▶ DATA LINES:
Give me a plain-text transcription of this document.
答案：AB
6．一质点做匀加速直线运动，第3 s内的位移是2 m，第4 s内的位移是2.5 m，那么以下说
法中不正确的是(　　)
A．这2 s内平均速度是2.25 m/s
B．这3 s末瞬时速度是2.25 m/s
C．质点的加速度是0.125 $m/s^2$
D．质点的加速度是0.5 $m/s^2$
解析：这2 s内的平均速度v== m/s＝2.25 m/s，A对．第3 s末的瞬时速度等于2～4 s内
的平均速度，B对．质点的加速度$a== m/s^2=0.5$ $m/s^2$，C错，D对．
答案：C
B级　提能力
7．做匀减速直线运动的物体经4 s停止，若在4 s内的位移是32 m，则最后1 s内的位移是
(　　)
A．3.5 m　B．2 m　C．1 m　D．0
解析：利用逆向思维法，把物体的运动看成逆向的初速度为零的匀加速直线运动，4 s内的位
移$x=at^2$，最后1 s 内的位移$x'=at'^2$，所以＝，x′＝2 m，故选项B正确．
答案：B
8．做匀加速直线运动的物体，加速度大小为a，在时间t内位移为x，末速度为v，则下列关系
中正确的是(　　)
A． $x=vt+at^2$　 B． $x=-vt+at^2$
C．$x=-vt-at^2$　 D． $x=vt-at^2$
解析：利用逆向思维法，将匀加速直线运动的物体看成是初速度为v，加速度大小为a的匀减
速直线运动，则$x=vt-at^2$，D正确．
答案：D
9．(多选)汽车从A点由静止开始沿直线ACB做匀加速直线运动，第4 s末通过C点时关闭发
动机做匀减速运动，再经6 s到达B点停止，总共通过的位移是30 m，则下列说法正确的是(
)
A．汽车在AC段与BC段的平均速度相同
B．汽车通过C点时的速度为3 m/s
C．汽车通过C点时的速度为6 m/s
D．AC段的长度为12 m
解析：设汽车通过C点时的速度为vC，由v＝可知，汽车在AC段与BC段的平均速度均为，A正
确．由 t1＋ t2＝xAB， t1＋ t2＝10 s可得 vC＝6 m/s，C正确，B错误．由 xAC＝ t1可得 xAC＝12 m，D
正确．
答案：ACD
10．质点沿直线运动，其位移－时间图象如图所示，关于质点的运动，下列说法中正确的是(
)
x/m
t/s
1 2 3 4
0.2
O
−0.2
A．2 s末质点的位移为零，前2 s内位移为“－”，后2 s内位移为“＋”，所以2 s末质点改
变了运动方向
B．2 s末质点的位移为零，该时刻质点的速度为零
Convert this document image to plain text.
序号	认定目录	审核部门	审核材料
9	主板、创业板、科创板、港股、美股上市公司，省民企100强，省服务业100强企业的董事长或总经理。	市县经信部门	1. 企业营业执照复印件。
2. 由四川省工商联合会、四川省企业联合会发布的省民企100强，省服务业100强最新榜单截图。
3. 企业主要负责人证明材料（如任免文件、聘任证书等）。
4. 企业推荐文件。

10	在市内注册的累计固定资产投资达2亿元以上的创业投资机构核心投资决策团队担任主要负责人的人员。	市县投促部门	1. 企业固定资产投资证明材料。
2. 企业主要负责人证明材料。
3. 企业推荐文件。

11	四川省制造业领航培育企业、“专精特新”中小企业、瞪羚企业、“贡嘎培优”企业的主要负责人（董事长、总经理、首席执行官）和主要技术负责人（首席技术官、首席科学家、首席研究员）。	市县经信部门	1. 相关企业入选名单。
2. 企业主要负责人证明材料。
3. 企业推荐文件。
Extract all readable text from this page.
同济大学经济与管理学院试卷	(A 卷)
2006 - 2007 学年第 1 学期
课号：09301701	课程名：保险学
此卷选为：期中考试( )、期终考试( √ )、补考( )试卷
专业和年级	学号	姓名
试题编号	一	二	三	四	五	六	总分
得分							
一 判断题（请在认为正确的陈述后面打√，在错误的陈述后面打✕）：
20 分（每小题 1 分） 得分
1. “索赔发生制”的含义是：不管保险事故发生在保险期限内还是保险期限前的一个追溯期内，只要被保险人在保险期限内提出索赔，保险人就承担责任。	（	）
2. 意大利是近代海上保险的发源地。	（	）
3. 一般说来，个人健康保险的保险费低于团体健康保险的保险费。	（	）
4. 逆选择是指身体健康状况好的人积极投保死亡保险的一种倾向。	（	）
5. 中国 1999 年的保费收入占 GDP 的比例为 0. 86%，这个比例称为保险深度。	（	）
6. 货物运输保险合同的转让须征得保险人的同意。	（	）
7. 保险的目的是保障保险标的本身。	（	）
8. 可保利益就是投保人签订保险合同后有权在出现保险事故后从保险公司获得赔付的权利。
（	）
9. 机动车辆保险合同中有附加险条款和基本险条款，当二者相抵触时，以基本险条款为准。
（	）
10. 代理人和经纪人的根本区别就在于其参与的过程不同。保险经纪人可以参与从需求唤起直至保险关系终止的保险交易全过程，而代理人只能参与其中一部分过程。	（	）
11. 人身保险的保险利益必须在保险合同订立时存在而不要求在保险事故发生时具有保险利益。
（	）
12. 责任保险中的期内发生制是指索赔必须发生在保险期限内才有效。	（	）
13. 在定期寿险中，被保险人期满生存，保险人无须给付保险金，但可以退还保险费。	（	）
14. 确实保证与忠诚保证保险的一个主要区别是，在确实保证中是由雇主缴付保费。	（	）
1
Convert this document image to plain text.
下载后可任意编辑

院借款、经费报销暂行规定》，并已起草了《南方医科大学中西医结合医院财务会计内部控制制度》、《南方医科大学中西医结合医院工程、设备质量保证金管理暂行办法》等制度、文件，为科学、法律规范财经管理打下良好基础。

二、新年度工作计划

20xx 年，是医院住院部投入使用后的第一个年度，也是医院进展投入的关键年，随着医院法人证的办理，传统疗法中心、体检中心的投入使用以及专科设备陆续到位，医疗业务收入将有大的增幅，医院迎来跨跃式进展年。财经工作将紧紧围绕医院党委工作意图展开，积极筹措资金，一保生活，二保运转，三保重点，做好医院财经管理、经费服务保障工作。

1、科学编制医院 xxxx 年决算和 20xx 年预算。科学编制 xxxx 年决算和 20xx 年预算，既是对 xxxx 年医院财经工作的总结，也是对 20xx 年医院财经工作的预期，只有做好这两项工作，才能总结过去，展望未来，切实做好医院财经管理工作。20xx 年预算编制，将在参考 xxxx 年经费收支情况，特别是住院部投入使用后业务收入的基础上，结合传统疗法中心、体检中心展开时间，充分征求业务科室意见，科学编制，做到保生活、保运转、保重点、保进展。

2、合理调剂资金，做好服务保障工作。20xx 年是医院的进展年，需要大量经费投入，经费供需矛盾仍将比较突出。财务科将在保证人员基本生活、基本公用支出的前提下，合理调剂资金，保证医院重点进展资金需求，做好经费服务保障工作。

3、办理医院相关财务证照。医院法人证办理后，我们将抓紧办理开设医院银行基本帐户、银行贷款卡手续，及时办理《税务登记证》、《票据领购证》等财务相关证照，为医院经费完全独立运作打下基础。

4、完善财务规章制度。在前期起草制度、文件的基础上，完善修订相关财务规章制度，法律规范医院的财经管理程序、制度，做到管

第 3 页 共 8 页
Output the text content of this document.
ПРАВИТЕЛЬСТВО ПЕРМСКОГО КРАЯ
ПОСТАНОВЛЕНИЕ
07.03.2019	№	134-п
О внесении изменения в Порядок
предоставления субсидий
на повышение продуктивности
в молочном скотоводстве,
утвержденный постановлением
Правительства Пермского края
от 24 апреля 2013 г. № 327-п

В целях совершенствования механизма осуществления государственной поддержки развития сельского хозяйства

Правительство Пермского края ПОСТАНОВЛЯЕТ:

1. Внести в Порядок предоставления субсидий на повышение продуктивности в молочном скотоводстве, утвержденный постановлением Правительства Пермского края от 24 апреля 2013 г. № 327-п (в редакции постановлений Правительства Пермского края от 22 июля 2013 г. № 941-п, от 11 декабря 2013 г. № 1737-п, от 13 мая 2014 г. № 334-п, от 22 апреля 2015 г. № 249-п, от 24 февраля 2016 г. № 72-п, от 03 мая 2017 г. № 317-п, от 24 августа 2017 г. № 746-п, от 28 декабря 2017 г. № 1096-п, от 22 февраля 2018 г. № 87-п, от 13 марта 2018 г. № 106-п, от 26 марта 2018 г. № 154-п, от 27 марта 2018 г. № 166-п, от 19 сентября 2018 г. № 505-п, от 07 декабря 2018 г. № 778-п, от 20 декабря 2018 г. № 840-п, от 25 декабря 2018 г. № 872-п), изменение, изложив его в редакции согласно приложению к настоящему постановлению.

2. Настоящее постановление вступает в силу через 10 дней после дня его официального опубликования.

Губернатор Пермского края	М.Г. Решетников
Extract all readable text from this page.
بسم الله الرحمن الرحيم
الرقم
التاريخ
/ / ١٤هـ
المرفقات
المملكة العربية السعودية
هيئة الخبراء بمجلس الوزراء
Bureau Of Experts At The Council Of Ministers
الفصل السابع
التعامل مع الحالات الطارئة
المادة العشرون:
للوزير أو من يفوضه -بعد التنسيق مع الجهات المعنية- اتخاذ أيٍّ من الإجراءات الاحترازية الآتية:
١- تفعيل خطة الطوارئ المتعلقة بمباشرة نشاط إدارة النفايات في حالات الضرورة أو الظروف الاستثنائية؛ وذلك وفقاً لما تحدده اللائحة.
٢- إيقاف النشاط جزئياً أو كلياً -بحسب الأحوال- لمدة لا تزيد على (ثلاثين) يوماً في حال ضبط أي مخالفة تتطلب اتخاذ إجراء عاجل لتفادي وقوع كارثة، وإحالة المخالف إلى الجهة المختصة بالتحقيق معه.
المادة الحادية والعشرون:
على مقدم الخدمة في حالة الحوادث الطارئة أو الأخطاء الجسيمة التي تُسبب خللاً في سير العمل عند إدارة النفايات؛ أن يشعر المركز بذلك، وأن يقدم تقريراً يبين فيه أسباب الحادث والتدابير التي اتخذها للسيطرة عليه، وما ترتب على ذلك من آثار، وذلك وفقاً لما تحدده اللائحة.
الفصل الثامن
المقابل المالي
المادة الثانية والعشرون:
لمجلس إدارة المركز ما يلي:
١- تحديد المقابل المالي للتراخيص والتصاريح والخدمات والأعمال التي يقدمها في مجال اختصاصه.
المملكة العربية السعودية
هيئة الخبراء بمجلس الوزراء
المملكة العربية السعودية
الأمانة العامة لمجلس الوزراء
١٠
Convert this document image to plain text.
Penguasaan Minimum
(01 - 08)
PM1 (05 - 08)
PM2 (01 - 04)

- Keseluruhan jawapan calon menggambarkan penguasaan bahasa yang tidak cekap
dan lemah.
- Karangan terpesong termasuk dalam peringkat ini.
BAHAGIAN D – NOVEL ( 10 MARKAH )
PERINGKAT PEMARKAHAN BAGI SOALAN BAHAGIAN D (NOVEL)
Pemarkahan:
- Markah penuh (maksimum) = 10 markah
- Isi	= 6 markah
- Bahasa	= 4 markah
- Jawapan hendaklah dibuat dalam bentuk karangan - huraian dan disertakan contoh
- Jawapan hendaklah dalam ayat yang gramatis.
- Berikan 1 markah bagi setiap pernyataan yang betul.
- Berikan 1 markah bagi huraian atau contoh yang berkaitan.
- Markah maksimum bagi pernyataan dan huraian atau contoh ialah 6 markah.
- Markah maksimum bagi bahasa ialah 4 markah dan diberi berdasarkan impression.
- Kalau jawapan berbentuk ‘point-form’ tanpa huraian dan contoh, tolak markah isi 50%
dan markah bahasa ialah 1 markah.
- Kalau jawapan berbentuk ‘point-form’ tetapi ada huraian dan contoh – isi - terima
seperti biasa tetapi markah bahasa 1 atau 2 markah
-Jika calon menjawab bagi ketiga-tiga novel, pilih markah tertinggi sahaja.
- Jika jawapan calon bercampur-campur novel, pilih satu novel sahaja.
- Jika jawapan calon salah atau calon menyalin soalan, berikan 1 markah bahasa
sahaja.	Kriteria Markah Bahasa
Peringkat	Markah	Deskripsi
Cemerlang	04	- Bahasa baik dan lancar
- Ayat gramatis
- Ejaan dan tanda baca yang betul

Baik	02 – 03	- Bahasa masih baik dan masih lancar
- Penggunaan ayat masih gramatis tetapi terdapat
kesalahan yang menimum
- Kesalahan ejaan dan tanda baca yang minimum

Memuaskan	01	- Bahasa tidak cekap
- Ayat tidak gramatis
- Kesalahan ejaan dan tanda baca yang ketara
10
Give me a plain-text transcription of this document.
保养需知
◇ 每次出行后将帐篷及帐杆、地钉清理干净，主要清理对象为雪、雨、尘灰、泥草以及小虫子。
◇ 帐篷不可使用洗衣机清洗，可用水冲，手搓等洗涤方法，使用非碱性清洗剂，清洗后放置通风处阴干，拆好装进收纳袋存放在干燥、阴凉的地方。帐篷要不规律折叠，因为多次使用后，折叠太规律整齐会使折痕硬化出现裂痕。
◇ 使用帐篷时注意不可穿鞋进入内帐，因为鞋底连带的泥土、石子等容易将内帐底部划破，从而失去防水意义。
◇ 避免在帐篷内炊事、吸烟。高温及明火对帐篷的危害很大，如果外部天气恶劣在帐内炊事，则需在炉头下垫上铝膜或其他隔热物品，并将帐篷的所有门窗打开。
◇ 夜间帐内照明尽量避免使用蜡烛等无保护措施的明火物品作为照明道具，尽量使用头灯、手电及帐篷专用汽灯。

▶ WHAT THE TASK ASKS: Report each line in the data that holds the word "المالي".

▶ SOLUTION TO THE EXERCISE:
المقابل المالي
١- تحديد المقابل المالي للتراخيص والتصاريح والخدمات والأعمال التي يقدمها في مجال اختصاصه.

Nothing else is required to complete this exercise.